▶ _Available data_
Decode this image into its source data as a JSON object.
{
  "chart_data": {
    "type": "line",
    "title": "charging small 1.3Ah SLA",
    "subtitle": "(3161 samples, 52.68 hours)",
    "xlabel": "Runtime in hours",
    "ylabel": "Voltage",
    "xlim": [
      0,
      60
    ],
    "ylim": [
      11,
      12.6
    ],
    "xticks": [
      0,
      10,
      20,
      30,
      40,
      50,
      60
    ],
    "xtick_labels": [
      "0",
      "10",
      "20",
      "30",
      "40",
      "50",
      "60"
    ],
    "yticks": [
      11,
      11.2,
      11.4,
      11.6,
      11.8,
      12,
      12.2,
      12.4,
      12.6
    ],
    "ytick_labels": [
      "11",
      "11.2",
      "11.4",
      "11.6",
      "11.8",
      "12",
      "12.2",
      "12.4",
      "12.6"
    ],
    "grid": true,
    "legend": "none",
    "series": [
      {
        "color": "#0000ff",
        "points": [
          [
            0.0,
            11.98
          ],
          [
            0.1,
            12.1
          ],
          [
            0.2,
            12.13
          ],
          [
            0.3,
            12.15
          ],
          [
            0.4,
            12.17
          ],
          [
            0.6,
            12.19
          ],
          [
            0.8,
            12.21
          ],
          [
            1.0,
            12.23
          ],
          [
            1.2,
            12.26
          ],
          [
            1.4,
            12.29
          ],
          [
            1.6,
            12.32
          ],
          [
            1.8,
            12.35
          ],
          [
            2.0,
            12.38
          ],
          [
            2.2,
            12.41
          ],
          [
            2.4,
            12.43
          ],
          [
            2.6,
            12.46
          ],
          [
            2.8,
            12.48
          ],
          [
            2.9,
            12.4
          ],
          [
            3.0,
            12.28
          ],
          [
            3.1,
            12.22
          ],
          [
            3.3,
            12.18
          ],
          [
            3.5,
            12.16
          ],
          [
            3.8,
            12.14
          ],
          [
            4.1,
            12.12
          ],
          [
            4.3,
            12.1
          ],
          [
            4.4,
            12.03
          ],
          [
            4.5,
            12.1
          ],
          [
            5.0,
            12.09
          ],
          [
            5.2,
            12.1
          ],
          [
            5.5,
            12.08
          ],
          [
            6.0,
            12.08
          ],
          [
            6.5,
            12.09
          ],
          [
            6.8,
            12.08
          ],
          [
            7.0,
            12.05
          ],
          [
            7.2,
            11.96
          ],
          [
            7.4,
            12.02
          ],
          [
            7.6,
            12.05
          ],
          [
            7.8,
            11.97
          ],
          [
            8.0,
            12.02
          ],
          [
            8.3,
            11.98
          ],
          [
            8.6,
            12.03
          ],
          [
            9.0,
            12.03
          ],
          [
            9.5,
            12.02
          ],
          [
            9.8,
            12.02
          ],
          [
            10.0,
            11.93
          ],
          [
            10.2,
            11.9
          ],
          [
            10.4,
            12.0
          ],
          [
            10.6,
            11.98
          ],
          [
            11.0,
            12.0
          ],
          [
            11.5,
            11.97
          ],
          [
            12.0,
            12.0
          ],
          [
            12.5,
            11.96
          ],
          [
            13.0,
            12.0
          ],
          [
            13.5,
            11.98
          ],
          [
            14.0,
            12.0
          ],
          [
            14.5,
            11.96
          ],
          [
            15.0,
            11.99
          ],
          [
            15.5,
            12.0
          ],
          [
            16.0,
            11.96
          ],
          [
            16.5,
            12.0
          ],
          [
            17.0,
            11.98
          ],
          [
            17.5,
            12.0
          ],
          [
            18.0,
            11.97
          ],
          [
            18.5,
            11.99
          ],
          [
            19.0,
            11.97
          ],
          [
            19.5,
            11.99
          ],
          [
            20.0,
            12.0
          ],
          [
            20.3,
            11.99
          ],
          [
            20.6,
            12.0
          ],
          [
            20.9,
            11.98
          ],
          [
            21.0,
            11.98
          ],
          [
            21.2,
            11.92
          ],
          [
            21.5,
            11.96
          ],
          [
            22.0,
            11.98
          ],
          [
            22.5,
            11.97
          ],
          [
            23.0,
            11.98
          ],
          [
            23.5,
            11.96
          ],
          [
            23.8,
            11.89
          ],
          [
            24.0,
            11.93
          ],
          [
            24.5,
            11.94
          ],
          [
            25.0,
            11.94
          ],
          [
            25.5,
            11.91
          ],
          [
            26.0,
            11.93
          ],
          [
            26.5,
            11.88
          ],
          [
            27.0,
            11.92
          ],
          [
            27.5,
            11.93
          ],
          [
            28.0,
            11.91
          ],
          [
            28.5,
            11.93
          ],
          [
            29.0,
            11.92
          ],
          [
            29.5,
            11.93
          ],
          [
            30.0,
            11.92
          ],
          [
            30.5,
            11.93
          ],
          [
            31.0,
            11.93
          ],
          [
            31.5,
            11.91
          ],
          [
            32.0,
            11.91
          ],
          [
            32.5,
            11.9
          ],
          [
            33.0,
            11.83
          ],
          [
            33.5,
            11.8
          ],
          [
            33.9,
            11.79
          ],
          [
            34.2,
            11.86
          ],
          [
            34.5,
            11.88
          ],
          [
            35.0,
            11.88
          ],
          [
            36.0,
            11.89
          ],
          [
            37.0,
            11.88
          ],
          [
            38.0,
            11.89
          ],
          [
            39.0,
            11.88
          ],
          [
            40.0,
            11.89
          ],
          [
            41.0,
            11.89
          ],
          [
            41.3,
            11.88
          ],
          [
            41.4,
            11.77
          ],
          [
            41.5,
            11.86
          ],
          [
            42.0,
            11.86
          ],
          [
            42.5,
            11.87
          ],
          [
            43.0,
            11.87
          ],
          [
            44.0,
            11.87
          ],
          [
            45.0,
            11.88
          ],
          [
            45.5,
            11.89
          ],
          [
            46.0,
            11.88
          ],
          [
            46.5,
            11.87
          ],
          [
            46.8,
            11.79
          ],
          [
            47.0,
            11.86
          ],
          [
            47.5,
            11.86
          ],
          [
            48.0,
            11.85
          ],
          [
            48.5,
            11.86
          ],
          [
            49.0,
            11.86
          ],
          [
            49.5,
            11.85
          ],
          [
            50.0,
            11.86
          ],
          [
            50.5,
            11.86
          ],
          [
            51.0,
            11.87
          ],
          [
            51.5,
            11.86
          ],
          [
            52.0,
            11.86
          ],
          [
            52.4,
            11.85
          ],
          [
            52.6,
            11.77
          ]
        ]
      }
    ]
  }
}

▶ _Goal of the exercise_
Output every entry shown above, exactly.

▶ _Expected output_
Decode this image into its source data as a JSON object.
{
  "chart_data": {
    "type": "line",
    "title": "charging small 1.3Ah SLA",
    "subtitle": "(3161 samples, 52.68 hours)",
    "xlabel": "Runtime in hours",
    "ylabel": "Voltage",
    "xlim": [
      0,
      60
    ],
    "ylim": [
      11,
      12.6
    ],
    "xticks": [
      0,
      10,
      20,
      30,
      40,
      50,
      60
    ],
    "xtick_labels": [
      "0",
      "10",
      "20",
      "30",
      "40",
      "50",
      "60"
    ],
    "yticks": [
      11,
      11.2,
      11.4,
      11.6,
      11.8,
      12,
      12.2,
      12.4,
      12.6
    ],
    "ytick_labels": [
      "11",
      "11.2",
      "11.4",
      "11.6",
      "11.8",
      "12",
      "12.2",
      "12.4",
      "12.6"
    ],
    "grid": true,
    "legend": "none",
    "series": [
      {
        "color": "#0000ff",
        "points": [
          [
            0.0,
            11.98
          ],
          [
            0.1,
            12.1
          ],
          [
            0.2,
            12.13
          ],
          [
            0.3,
            12.15
          ],
          [
            0.4,
            12.17
          ],
          [
            0.6,
            12.19
          ],
          [
            0.8,
            12.21
          ],
          [
            1.0,
            12.23
          ],
          [
            1.2,
            12.26
          ],
          [
            1.4,
            12.29
          ],
          [
            1.6,
            12.32
          ],
          [
            1.8,
            12.35
          ],
          [
            2.0,
            12.38
          ],
          [
            2.2,
            12.41
          ],
          [
            2.4,
            12.43
          ],
          [
            2.6,
            12.46
          ],
          [
            2.8,
            12.48
          ],
          [
            2.9,
            12.4
          ],
          [
            3.0,
            12.28
          ],
          [
            3.1,
            12.22
          ],
          [
            3.3,
            12.18
          ],
          [
            3.5,
            12.16
          ],
          [
            3.8,
            12.14
          ],
          [
            4.1,
            12.12
          ],
          [
            4.3,
            12.1
          ],
          [
            4.4,
            12.03
          ],
          [
            4.5,
            12.1
          ],
          [
            5.0,
            12.09
          ],
          [
            5.2,
            12.1
          ],
          [
            5.5,
            12.08
          ],
          [
            6.0,
            12.08
          ],
          [
            6.5,
            12.09
          ],
          [
            6.8,
            12.08
          ],
          [
            7.0,
            12.05
          ],
          [
            7.2,
            11.96
          ],
          [
            7.4,
            12.02
          ],
          [
            7.6,
            12.05
          ],
          [
            7.8,
            11.97
          ],
          [
            8.0,
            12.02
          ],
          [
            8.3,
            11.98
          ],
          [
            8.6,
            12.03
          ],
          [
            9.0,
            12.03
          ],
          [
            9.5,
            12.02
          ],
          [
            9.8,
            12.02
          ],
          [
            10.0,
            11.93
          ],
          [
            10.2,
            11.9
          ],
          [
            10.4,
            12.0
          ],
          [
            10.6,
            11.98
          ],
          [
            11.0,
            12.0
          ],
          [
            11.5,
            11.97
          ],
          [
            12.0,
            12.0
          ],
          [
            12.5,
            11.96
          ],
          [
            13.0,
            12.0
          ],
          [
            13.5,
            11.98
          ],
          [
            14.0,
            12.0
          ],
          [
            14.5,
            11.96
          ],
          [
            15.0,
            11.99
          ],
          [
            15.5,
            12.0
          ],
          [
            16.0,
            11.96
          ],
          [
            16.5,
            12.0
          ],
          [
            17.0,
            11.98
          ],
          [
            17.5,
            12.0
          ],
          [
            18.0,
            11.97
          ],
          [
            18.5,
            11.99
          ],
          [
            19.0,
            11.97
          ],
          [
            19.5,
            11.99
          ],
          [
            20.0,
            12.0
          ],
          [
            20.3,
            11.99
          ],
          [
            20.6,
            12.0
          ],
          [
            20.9,
            11.98
          ],
          [
            21.0,
            11.98
          ],
          [
            21.2,
            11.92
          ],
          [
            21.5,
            11.96
          ],
          [
            22.0,
            11.98
          ],
          [
            22.5,
            11.97
          ],
          [
            23.0,
            11.98
          ],
          [
            23.5,
            11.96
          ],
          [
            23.8,
            11.89
          ],
          [
            24.0,
            11.93
          ],
          [
            24.5,
            11.94
          ],
          [
            25.0,
            11.94
          ],
          [
            25.5,
            11.91
          ],
          [
            26.0,
            11.93
          ],
          [
            26.5,
            11.88
          ],
          [
            27.0,
            11.92
          ],
          [
            27.5,
            11.93
          ],
          [
            28.0,
            11.91
          ],
          [
            28.5,
            11.93
          ],
          [
            29.0,
            11.92
          ],
          [
            29.5,
            11.93
          ],
          [
            30.0,
            11.92
          ],
          [
            30.5,
            11.93
          ],
          [
            31.0,
            11.93
          ],
          [
            31.5,
            11.91
          ],
          [
            32.0,
            11.91
          ],
          [
            32.5,
            11.9
          ],
          [
            33.0,
            11.83
          ],
          [
            33.5,
            11.8
          ],
          [
            33.9,
            11.79
          ],
          [
            34.2,
            11.86
          ],
          [
            34.5,
            11.88
          ],
          [
            35.0,
            11.88
          ],
          [
            36.0,
            11.89
          ],
          [
            37.0,
            11.88
          ],
          [
            38.0,
            11.89
          ],
          [
            39.0,
            11.88
          ],
          [
            40.0,
            11.89
          ],
          [
            41.0,
            11.89
          ],
          [
            41.3,
            11.88
          ],
          [
            41.4,
            11.77
          ],
          [
            41.5,
            11.86
          ],
          [
            42.0,
            11.86
          ],
          [
            42.5,
            11.87
          ],
          [
            43.0,
            11.87
          ],
          [
            44.0,
            11.87
          ],
          [
            45.0,
            11.88
          ],
          [
            45.5,
            11.89
          ],
          [
            46.0,
            11.88
          ],
          [
            46.5,
            11.87
          ],
          [
            46.8,
            11.79
          ],
          [
            47.0,
            11.86
          ],
          [
            47.5,
            11.86
          ],
          [
            48.0,
            11.85
          ],
          [
            48.5,
            11.86
          ],
          [
            49.0,
            11.86
          ],
          [
            49.5,
            11.85
          ],
          [
            50.0,
            11.86
          ],
          [
            50.5,
            11.86
          ],
          [
            51.0,
            11.87
          ],
          [
            51.5,
            11.86
          ],
          [
            52.0,
            11.86
          ],
          [
            52.4,
            11.85
          ],
          [
            52.6,
            11.77
          ]
        ]
      }
    ]
  }
}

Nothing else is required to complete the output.